* [What this task involves] Please list all lines of the material below in which the string "JSON" occurs.
--- Begin Record extracts ---
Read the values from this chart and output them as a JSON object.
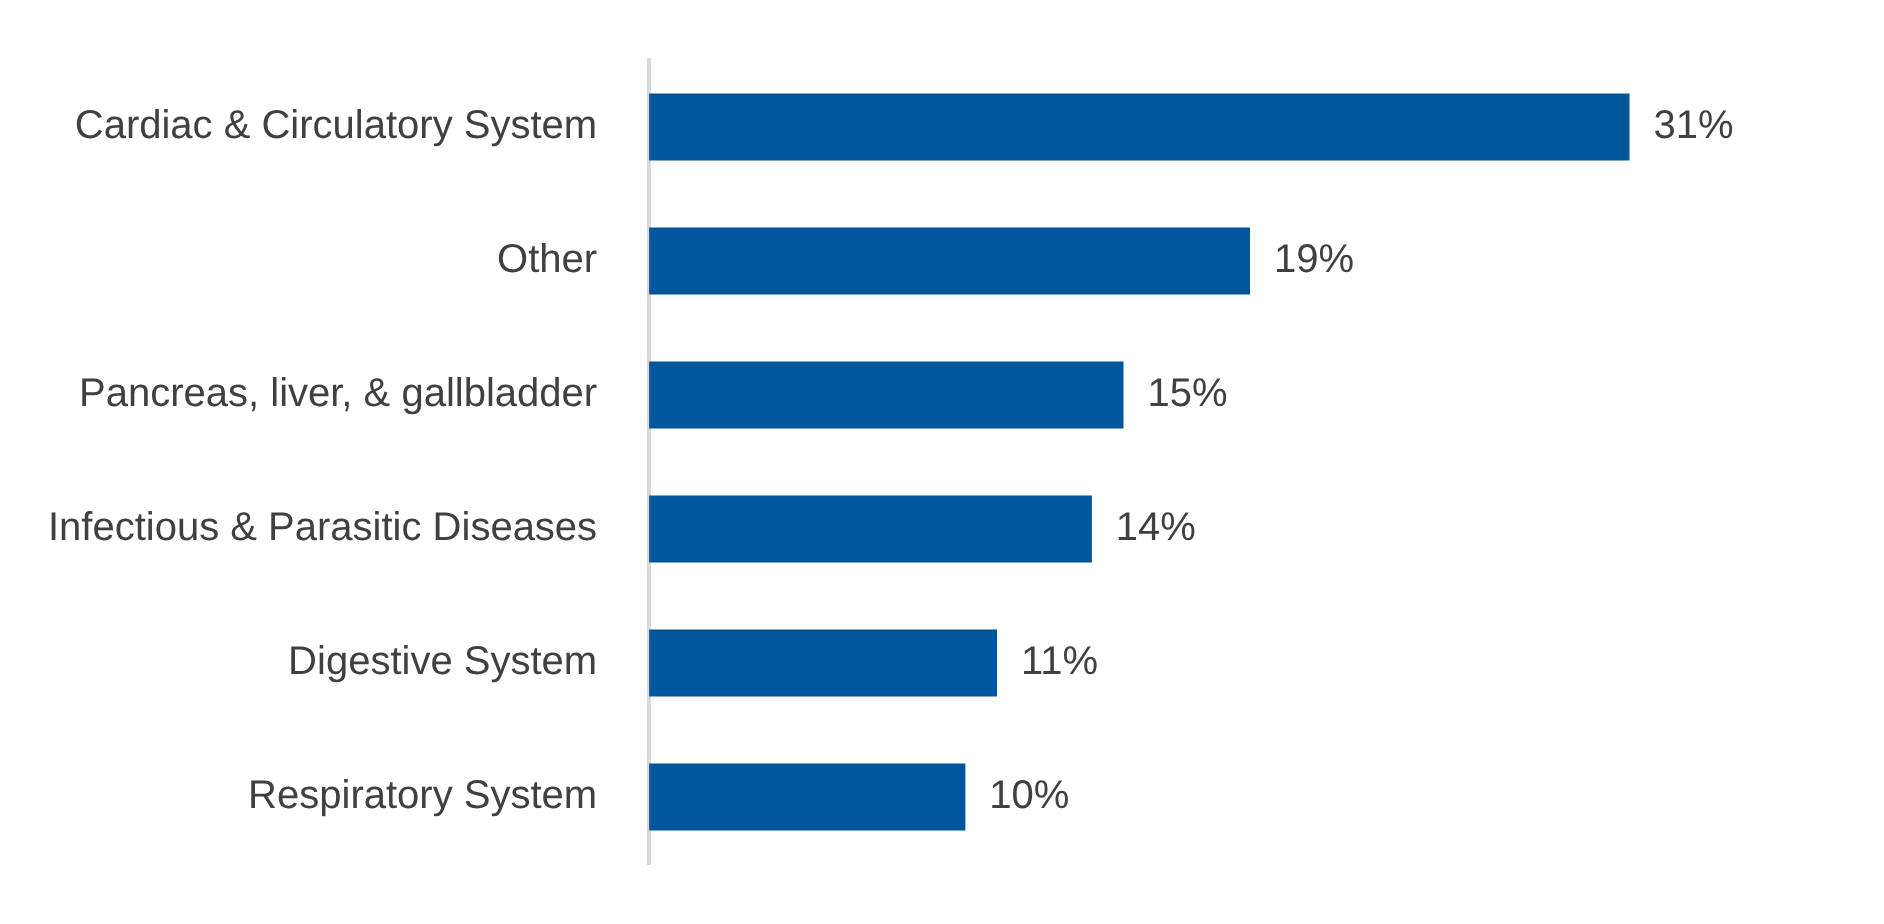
{
  "chart_data": {
    "type": "bar",
    "orientation": "horizontal",
    "categories": [
      "Cardiac & Circulatory System",
      "Other",
      "Pancreas, liver, & gallbladder",
      "Infectious & Parasitic Diseases",
      "Digestive System",
      "Respiratory System"
    ],
    "values": [
      31,
      19,
      15,
      14,
      11,
      10
    ],
    "value_labels": [
      "31%",
      "19%",
      "15%",
      "14%",
      "11%",
      "10%"
    ],
    "color": "#00569a",
    "legend": false,
    "tick_labels": "y"
  }
}
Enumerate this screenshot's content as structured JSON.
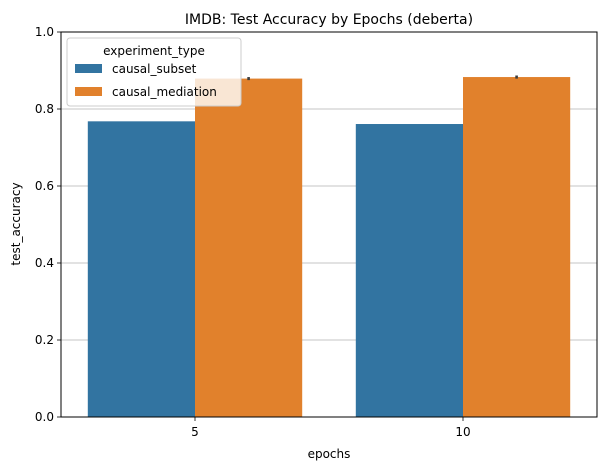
{
  "chart_data": {
    "type": "bar",
    "title": "IMDB: Test Accuracy by Epochs (deberta)",
    "xlabel": "epochs",
    "ylabel": "test_accuracy",
    "categories": [
      "5",
      "10"
    ],
    "ylim": [
      0,
      1.0
    ],
    "yticks": [
      "0.0",
      "0.2",
      "0.4",
      "0.6",
      "0.8",
      "1.0"
    ],
    "grid": "horizontal",
    "legend": {
      "title": "experiment_type",
      "placement": "top-left"
    },
    "series": [
      {
        "name": "causal_subset",
        "color": "#3274a1",
        "values": [
          0.768,
          0.761
        ],
        "error": [
          0,
          0
        ]
      },
      {
        "name": "causal_mediation",
        "color": "#e1812c",
        "values": [
          0.879,
          0.883
        ],
        "error": [
          0.004,
          0.004
        ]
      }
    ]
  }
}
--- End Record extracts ---
* [Answer to the problem]
Read the values from this chart and output them as a JSON object.
Enumerate this screenshot's content as structured JSON.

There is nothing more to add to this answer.